▸ WHAT NEEDS TO BE DONE: Extract, verbatim, all lines starting at the one containing "Parse this screenshot: output" and ending with the final line of the listing, and no others.

━━━━━━━━━━━━━━━━━━━━

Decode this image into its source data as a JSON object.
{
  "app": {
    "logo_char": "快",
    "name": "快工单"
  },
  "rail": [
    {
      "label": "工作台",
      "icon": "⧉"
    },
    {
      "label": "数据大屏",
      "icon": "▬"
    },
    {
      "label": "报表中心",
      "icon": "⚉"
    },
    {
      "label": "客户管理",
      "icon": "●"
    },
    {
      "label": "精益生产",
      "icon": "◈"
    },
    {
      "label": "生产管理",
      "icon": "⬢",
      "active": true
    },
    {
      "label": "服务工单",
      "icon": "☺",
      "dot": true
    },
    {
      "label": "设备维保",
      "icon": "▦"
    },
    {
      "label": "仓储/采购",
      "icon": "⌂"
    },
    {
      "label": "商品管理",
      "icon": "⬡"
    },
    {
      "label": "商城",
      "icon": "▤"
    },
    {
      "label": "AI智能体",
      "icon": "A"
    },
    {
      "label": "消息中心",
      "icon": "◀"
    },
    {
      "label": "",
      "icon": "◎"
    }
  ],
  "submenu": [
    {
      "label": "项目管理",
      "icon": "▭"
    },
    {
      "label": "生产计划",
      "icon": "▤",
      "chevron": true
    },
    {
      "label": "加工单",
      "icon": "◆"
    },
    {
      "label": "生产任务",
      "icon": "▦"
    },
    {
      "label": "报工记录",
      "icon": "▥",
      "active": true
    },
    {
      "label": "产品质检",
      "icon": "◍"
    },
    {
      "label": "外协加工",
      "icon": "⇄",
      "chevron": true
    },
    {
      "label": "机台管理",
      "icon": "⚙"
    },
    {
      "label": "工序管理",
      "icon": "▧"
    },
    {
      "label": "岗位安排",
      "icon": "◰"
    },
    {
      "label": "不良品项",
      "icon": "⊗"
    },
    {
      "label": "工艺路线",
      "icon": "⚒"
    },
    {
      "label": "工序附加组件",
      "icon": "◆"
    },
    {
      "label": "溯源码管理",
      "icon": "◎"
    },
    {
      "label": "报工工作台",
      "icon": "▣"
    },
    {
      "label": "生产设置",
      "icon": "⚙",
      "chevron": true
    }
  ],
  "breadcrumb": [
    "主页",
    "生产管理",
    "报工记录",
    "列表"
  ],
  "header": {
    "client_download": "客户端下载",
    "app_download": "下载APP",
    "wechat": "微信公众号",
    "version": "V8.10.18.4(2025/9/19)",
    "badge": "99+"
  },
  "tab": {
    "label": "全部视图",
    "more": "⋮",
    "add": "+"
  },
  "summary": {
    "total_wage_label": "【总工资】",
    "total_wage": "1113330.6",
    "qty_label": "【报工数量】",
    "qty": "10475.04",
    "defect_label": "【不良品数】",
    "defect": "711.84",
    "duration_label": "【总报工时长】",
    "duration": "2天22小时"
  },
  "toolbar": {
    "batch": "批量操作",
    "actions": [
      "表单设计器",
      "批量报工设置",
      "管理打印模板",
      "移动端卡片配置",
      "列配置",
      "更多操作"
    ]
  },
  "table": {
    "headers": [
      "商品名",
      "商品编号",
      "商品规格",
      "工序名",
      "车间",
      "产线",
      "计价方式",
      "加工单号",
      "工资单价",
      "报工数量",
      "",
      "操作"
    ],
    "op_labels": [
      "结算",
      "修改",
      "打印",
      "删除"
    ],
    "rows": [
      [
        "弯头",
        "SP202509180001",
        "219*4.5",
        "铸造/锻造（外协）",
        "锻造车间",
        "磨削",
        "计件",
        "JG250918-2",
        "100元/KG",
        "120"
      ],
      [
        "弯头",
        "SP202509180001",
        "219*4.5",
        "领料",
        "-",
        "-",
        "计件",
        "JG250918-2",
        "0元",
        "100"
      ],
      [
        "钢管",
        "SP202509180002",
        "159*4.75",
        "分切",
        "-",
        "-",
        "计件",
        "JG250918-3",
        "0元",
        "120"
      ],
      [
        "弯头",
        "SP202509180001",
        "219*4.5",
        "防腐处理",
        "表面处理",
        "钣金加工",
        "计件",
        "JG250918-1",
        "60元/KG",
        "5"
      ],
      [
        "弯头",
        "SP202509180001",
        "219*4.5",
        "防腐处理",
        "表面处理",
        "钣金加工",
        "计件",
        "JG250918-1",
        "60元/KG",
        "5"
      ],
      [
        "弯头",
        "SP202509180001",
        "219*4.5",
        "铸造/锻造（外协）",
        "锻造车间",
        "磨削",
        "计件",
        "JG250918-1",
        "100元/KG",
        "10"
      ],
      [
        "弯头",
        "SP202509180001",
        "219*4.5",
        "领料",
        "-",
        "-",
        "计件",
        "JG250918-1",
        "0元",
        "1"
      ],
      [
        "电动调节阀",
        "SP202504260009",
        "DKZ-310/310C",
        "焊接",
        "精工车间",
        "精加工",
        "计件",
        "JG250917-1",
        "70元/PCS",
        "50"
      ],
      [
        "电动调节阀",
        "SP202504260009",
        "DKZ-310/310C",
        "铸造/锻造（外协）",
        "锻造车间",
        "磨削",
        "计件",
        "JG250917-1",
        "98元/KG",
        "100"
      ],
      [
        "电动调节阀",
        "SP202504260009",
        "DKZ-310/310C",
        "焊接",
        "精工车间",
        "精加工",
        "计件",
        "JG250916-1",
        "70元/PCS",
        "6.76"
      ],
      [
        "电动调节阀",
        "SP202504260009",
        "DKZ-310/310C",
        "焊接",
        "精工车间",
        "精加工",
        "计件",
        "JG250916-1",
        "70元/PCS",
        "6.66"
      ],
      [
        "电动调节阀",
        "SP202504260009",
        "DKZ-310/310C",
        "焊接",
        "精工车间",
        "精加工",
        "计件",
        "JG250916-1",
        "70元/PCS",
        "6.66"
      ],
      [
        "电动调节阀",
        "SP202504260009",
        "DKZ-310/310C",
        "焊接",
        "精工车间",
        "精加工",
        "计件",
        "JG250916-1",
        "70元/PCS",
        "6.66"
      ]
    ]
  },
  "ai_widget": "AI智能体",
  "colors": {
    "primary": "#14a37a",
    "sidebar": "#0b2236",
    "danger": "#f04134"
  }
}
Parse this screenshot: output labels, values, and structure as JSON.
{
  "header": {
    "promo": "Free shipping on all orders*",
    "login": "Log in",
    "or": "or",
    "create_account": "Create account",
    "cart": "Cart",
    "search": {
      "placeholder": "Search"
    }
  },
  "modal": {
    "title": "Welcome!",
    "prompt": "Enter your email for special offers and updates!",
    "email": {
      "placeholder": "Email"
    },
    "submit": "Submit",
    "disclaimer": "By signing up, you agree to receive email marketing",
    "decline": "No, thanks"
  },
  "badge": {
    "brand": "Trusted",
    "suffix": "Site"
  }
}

━━━━━━━━━━━━━━━━━━━━

▸ SOLUTION BELOW:
Parse this screenshot: output labels, values, and structure as JSON.
{
  "header": {
    "promo": "Free shipping on all orders*",
    "login": "Log in",
    "or": "or",
    "create_account": "Create account",
    "cart": "Cart",
    "search": {
      "placeholder": "Search"
    }
  },
  "modal": {
    "title": "Welcome!",
    "prompt": "Enter your email for special offers and updates!",
    "email": {
      "placeholder": "Email"
    },
    "submit": "Submit",
    "disclaimer": "By signing up, you agree to receive email marketing",
    "decline": "No, thanks"
  },
  "badge": {
    "brand": "Trusted",
    "suffix": "Site"
  }
}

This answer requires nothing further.